▶ Records for the task:

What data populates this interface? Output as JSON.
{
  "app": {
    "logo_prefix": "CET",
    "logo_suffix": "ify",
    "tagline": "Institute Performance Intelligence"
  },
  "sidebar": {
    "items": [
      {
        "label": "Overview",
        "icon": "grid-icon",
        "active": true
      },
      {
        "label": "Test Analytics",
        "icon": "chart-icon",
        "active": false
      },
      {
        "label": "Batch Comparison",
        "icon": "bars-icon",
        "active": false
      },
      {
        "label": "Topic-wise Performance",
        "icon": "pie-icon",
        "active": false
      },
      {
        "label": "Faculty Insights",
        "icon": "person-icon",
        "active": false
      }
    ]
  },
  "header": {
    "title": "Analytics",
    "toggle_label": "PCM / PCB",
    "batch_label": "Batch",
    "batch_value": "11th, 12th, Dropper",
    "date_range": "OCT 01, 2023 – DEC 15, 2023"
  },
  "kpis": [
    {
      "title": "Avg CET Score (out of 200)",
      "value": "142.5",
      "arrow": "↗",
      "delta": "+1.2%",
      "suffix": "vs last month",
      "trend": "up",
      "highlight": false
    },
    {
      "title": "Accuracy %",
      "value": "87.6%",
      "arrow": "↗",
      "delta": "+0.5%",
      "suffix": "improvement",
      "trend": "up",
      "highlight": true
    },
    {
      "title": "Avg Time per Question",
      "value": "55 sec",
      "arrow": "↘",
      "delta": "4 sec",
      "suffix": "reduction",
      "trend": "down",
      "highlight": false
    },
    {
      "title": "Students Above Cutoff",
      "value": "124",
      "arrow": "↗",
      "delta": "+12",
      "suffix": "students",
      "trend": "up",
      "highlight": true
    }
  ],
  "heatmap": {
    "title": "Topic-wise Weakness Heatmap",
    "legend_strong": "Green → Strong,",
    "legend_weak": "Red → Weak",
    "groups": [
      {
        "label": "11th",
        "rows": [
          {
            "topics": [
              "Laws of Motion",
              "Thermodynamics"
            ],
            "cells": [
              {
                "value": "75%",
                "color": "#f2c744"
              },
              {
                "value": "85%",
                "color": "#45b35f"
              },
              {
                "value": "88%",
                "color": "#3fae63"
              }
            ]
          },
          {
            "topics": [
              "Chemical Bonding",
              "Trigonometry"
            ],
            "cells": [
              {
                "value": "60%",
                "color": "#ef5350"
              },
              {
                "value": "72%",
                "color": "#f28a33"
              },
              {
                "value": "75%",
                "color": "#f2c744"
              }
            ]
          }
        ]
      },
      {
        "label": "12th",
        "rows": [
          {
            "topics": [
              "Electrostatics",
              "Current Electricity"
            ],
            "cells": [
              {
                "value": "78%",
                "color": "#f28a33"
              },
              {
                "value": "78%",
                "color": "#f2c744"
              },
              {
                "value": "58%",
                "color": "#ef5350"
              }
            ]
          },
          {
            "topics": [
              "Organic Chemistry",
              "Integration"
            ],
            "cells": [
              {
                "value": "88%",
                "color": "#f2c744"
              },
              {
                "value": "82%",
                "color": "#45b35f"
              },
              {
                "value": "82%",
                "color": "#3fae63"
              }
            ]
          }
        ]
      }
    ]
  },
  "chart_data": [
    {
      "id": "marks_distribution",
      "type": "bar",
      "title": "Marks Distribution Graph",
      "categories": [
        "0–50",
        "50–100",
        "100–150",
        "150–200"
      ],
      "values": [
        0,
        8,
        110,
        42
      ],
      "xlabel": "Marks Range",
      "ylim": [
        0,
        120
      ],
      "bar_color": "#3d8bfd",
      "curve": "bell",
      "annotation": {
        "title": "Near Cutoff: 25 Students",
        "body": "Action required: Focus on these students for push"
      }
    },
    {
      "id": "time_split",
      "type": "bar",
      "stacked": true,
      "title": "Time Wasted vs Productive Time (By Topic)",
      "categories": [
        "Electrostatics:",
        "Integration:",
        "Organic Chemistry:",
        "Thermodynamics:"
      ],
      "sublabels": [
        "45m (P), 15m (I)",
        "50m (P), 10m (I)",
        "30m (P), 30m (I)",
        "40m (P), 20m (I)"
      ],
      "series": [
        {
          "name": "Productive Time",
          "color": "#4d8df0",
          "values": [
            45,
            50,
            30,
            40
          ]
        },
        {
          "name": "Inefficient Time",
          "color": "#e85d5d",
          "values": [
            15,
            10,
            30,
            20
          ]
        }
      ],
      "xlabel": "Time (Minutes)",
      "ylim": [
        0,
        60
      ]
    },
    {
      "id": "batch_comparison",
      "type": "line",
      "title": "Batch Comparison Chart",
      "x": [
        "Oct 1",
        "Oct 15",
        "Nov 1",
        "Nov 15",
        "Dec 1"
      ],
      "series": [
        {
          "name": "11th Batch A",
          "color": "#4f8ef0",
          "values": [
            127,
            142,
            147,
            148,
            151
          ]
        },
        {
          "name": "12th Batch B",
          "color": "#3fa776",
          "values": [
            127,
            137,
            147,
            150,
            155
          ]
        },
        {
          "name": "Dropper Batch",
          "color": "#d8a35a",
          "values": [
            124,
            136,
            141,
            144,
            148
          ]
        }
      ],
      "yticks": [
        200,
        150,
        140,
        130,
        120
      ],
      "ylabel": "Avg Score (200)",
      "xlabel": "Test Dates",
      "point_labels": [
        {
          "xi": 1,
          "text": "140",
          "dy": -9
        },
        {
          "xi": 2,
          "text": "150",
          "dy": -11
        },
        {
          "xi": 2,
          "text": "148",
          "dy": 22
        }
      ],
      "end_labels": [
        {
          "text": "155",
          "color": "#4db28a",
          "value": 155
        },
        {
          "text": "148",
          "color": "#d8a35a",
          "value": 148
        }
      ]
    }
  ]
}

▶ Written task: What is the number of lines in the records that contain "Cutoff"? Give that number only.

▶ Completed task: 2